*Exercise objective:*
Where a line holds the word "name", copy that line.

*Recorded data:*
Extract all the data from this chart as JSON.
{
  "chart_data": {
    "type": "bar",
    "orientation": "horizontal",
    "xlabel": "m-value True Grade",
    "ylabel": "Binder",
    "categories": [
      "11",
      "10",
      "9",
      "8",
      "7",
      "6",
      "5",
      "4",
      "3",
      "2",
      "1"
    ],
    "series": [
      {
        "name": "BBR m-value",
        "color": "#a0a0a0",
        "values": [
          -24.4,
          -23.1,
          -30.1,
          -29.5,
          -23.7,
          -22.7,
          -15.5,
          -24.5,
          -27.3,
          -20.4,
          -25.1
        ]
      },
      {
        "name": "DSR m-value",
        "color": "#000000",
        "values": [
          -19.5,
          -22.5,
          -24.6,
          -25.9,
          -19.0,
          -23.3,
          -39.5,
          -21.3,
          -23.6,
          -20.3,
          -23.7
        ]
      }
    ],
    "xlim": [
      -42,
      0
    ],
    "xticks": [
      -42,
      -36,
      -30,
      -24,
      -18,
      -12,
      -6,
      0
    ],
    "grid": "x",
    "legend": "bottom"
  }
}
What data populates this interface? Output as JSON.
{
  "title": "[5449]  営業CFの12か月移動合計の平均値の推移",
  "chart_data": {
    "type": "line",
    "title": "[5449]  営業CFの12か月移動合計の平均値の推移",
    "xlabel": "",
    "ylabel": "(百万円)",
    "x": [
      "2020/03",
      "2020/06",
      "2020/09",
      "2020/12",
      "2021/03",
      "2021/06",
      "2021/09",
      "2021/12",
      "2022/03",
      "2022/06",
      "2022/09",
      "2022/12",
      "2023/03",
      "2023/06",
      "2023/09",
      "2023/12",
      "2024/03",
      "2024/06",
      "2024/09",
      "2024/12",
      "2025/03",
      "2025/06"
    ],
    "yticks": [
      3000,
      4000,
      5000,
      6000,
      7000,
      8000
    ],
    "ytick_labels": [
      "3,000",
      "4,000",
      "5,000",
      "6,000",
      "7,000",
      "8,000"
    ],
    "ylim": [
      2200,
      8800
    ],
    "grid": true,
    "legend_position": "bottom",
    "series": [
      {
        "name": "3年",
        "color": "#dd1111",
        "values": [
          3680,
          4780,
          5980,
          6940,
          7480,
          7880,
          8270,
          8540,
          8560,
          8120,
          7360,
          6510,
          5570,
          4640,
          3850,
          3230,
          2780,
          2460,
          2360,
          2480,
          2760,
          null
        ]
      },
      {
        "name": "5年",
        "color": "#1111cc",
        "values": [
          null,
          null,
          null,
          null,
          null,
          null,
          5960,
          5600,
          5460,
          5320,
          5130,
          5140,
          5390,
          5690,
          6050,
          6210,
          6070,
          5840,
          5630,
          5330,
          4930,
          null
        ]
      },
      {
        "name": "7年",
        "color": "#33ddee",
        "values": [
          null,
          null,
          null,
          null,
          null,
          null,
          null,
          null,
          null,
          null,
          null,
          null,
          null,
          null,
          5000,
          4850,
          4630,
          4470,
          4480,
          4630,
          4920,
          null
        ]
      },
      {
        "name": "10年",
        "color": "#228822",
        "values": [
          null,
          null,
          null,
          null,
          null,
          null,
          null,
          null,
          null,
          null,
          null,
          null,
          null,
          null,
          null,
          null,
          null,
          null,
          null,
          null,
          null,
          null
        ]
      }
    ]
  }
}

*Response for this exercise:*
        "name": "BBR m-value",
        "name": "DSR m-value",
        "name": "3年",
        "name": "5年",
        "name": "7年",
        "name": "10年",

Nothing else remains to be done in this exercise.